● **EXTRACTED DATA**:
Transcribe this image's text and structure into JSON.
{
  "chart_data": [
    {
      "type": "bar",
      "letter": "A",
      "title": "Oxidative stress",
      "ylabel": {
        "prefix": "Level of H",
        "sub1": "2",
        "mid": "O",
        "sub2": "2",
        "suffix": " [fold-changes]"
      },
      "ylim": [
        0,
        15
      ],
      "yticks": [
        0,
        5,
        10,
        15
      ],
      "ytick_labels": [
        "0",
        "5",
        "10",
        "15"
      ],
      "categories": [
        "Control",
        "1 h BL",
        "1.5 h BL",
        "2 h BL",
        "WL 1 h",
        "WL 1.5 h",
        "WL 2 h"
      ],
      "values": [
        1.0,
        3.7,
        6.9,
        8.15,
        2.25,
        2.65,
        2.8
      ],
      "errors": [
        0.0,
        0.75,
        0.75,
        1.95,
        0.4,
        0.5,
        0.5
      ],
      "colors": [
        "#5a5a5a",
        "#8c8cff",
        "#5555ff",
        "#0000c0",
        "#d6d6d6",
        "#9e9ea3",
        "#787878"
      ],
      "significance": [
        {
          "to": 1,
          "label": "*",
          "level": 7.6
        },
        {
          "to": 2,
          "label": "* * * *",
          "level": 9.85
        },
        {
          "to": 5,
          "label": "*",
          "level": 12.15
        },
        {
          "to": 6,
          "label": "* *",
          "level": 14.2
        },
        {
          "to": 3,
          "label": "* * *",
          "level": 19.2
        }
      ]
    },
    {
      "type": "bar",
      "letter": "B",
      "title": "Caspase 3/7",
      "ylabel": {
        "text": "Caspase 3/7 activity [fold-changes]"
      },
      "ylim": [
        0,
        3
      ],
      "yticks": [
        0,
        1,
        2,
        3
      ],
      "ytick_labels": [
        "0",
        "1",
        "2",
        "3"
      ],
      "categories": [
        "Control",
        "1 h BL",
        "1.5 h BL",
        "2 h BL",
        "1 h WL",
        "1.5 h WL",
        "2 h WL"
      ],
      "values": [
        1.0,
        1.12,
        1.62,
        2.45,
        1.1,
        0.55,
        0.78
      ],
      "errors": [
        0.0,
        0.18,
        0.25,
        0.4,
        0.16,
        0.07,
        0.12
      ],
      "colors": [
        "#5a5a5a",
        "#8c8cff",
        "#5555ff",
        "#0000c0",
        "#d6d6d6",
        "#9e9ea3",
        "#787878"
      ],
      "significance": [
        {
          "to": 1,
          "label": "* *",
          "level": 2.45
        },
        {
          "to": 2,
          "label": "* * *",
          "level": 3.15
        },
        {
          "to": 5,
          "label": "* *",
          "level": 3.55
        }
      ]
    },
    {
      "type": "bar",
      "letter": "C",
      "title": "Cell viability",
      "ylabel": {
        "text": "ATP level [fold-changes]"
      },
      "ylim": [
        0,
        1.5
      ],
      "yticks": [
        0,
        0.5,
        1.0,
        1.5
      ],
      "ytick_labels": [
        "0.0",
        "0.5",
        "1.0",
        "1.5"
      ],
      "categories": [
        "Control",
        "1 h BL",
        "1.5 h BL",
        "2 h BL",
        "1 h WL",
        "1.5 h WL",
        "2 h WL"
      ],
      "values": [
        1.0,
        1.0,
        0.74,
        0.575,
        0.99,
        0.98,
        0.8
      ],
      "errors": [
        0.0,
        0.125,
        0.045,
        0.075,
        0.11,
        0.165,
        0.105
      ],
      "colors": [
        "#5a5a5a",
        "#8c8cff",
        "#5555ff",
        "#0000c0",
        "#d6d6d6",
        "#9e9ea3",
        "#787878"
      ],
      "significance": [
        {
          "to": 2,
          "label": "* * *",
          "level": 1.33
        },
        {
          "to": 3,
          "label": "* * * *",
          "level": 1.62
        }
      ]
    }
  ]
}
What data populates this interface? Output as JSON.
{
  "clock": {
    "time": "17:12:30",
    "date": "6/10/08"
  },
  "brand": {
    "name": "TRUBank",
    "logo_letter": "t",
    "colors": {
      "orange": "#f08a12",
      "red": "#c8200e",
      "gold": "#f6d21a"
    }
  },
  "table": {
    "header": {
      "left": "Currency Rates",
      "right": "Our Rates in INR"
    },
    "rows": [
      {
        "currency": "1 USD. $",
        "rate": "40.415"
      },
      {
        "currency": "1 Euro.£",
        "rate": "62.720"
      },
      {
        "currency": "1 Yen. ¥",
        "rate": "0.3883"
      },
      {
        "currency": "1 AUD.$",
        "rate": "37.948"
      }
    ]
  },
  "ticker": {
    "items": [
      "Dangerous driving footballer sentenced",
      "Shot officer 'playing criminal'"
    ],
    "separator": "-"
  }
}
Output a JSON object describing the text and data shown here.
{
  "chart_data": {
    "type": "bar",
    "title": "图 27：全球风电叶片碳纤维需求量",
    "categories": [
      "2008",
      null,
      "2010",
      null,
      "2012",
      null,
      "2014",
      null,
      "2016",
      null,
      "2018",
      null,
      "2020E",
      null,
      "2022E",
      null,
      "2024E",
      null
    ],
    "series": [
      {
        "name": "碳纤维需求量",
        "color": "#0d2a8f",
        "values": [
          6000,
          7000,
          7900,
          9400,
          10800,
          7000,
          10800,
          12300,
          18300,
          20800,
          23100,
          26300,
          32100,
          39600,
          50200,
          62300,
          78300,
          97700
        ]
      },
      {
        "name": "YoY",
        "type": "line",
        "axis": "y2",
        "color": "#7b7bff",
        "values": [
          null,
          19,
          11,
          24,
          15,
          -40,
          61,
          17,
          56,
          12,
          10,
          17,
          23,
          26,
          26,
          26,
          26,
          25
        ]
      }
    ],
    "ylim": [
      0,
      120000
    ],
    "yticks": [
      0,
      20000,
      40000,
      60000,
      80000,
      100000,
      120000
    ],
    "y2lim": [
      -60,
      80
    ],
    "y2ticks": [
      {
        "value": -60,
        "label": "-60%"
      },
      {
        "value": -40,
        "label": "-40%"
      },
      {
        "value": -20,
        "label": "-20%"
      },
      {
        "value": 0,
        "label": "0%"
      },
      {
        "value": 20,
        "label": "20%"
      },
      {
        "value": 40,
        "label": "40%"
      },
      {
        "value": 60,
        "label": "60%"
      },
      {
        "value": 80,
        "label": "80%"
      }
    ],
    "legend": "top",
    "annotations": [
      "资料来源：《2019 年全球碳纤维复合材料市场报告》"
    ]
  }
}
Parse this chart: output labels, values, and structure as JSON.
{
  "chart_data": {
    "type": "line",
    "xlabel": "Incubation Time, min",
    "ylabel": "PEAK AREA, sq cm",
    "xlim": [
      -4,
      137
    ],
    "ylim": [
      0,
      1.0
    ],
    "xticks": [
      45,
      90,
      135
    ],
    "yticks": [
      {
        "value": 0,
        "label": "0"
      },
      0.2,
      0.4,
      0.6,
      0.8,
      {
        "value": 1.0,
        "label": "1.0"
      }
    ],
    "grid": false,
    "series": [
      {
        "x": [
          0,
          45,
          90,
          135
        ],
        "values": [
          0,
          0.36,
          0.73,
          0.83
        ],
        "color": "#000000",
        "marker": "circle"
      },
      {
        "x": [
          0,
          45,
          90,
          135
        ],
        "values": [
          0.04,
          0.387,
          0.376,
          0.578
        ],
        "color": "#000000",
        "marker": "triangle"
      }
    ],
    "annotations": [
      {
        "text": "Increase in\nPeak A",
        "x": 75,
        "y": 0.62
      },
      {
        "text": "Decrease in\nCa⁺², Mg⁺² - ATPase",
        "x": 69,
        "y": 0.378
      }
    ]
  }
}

● **YOUR GOAL**:
Type out the whole listing above again, exactly as it stands.

● **OUTPUT BELOW**:
Transcribe this image's text and structure into JSON.
{
  "chart_data": [
    {
      "type": "bar",
      "letter": "A",
      "title": "Oxidative stress",
      "ylabel": {
        "prefix": "Level of H",
        "sub1": "2",
        "mid": "O",
        "sub2": "2",
        "suffix": " [fold-changes]"
      },
      "ylim": [
        0,
        15
      ],
      "yticks": [
        0,
        5,
        10,
        15
      ],
      "ytick_labels": [
        "0",
        "5",
        "10",
        "15"
      ],
      "categories": [
        "Control",
        "1 h BL",
        "1.5 h BL",
        "2 h BL",
        "WL 1 h",
        "WL 1.5 h",
        "WL 2 h"
      ],
      "values": [
        1.0,
        3.7,
        6.9,
        8.15,
        2.25,
        2.65,
        2.8
      ],
      "errors": [
        0.0,
        0.75,
        0.75,
        1.95,
        0.4,
        0.5,
        0.5
      ],
      "colors": [
        "#5a5a5a",
        "#8c8cff",
        "#5555ff",
        "#0000c0",
        "#d6d6d6",
        "#9e9ea3",
        "#787878"
      ],
      "significance": [
        {
          "to": 1,
          "label": "*",
          "level": 7.6
        },
        {
          "to": 2,
          "label": "* * * *",
          "level": 9.85
        },
        {
          "to": 5,
          "label": "*",
          "level": 12.15
        },
        {
          "to": 6,
          "label": "* *",
          "level": 14.2
        },
        {
          "to": 3,
          "label": "* * *",
          "level": 19.2
        }
      ]
    },
    {
      "type": "bar",
      "letter": "B",
      "title": "Caspase 3/7",
      "ylabel": {
        "text": "Caspase 3/7 activity [fold-changes]"
      },
      "ylim": [
        0,
        3
      ],
      "yticks": [
        0,
        1,
        2,
        3
      ],
      "ytick_labels": [
        "0",
        "1",
        "2",
        "3"
      ],
      "categories": [
        "Control",
        "1 h BL",
        "1.5 h BL",
        "2 h BL",
        "1 h WL",
        "1.5 h WL",
        "2 h WL"
      ],
      "values": [
        1.0,
        1.12,
        1.62,
        2.45,
        1.1,
        0.55,
        0.78
      ],
      "errors": [
        0.0,
        0.18,
        0.25,
        0.4,
        0.16,
        0.07,
        0.12
      ],
      "colors": [
        "#5a5a5a",
        "#8c8cff",
        "#5555ff",
        "#0000c0",
        "#d6d6d6",
        "#9e9ea3",
        "#787878"
      ],
      "significance": [
        {
          "to": 1,
          "label": "* *",
          "level": 2.45
        },
        {
          "to": 2,
          "label": "* * *",
          "level": 3.15
        },
        {
          "to": 5,
          "label": "* *",
          "level": 3.55
        }
      ]
    },
    {
      "type": "bar",
      "letter": "C",
      "title": "Cell viability",
      "ylabel": {
        "text": "ATP level [fold-changes]"
      },
      "ylim": [
        0,
        1.5
      ],
      "yticks": [
        0,
        0.5,
        1.0,
        1.5
      ],
      "ytick_labels": [
        "0.0",
        "0.5",
        "1.0",
        "1.5"
      ],
      "categories": [
        "Control",
        "1 h BL",
        "1.5 h BL",
        "2 h BL",
        "1 h WL",
        "1.5 h WL",
        "2 h WL"
      ],
      "values": [
        1.0,
        1.0,
        0.74,
        0.575,
        0.99,
        0.98,
        0.8
      ],
      "errors": [
        0.0,
        0.125,
        0.045,
        0.075,
        0.11,
        0.165,
        0.105
      ],
      "colors": [
        "#5a5a5a",
        "#8c8cff",
        "#5555ff",
        "#0000c0",
        "#d6d6d6",
        "#9e9ea3",
        "#787878"
      ],
      "significance": [
        {
          "to": 2,
          "label": "* * *",
          "level": 1.33
        },
        {
          "to": 3,
          "label": "* * * *",
          "level": 1.62
        }
      ]
    }
  ]
}
What data populates this interface? Output as JSON.
{
  "clock": {
    "time": "17:12:30",
    "date": "6/10/08"
  },
  "brand": {
    "name": "TRUBank",
    "logo_letter": "t",
    "colors": {
      "orange": "#f08a12",
      "red": "#c8200e",
      "gold": "#f6d21a"
    }
  },
  "table": {
    "header": {
      "left": "Currency Rates",
      "right": "Our Rates in INR"
    },
    "rows": [
      {
        "currency": "1 USD. $",
        "rate": "40.415"
      },
      {
        "currency": "1 Euro.£",
        "rate": "62.720"
      },
      {
        "currency": "1 Yen. ¥",
        "rate": "0.3883"
      },
      {
        "currency": "1 AUD.$",
        "rate": "37.948"
      }
    ]
  },
  "ticker": {
    "items": [
      "Dangerous driving footballer sentenced",
      "Shot officer 'playing criminal'"
    ],
    "separator": "-"
  }
}
Output a JSON object describing the text and data shown here.
{
  "chart_data": {
    "type": "bar",
    "title": "图 27：全球风电叶片碳纤维需求量",
    "categories": [
      "2008",
      null,
      "2010",
      null,
      "2012",
      null,
      "2014",
      null,
      "2016",
      null,
      "2018",
      null,
      "2020E",
      null,
      "2022E",
      null,
      "2024E",
      null
    ],
    "series": [
      {
        "name": "碳纤维需求量",
        "color": "#0d2a8f",
        "values": [
          6000,
          7000,
          7900,
          9400,
          10800,
          7000,
          10800,
          12300,
          18300,
          20800,
          23100,
          26300,
          32100,
          39600,
          50200,
          62300,
          78300,
          97700
        ]
      },
      {
        "name": "YoY",
        "type": "line",
        "axis": "y2",
        "color": "#7b7bff",
        "values": [
          null,
          19,
          11,
          24,
          15,
          -40,
          61,
          17,
          56,
          12,
          10,
          17,
          23,
          26,
          26,
          26,
          26,
          25
        ]
      }
    ],
    "ylim": [
      0,
      120000
    ],
    "yticks": [
      0,
      20000,
      40000,
      60000,
      80000,
      100000,
      120000
    ],
    "y2lim": [
      -60,
      80
    ],
    "y2ticks": [
      {
        "value": -60,
        "label": "-60%"
      },
      {
        "value": -40,
        "label": "-40%"
      },
      {
        "value": -20,
        "label": "-20%"
      },
      {
        "value": 0,
        "label": "0%"
      },
      {
        "value": 20,
        "label": "20%"
      },
      {
        "value": 40,
        "label": "40%"
      },
      {
        "value": 60,
        "label": "60%"
      },
      {
        "value": 80,
        "label": "80%"
      }
    ],
    "legend": "top",
    "annotations": [
      "资料来源：《2019 年全球碳纤维复合材料市场报告》"
    ]
  }
}
Parse this chart: output labels, values, and structure as JSON.
{
  "chart_data": {
    "type": "line",
    "xlabel": "Incubation Time, min",
    "ylabel": "PEAK AREA, sq cm",
    "xlim": [
      -4,
      137
    ],
    "ylim": [
      0,
      1.0
    ],
    "xticks": [
      45,
      90,
      135
    ],
    "yticks": [
      {
        "value": 0,
        "label": "0"
      },
      0.2,
      0.4,
      0.6,
      0.8,
      {
        "value": 1.0,
        "label": "1.0"
      }
    ],
    "grid": false,
    "series": [
      {
        "x": [
          0,
          45,
          90,
          135
        ],
        "values": [
          0,
          0.36,
          0.73,
          0.83
        ],
        "color": "#000000",
        "marker": "circle"
      },
      {
        "x": [
          0,
          45,
          90,
          135
        ],
        "values": [
          0.04,
          0.387,
          0.376,
          0.578
        ],
        "color": "#000000",
        "marker": "triangle"
      }
    ],
    "annotations": [
      {
        "text": "Increase in\nPeak A",
        "x": 75,
        "y": 0.62
      },
      {
        "text": "Decrease in\nCa⁺², Mg⁺² - ATPase",
        "x": 69,
        "y": 0.378
      }
    ]
  }
}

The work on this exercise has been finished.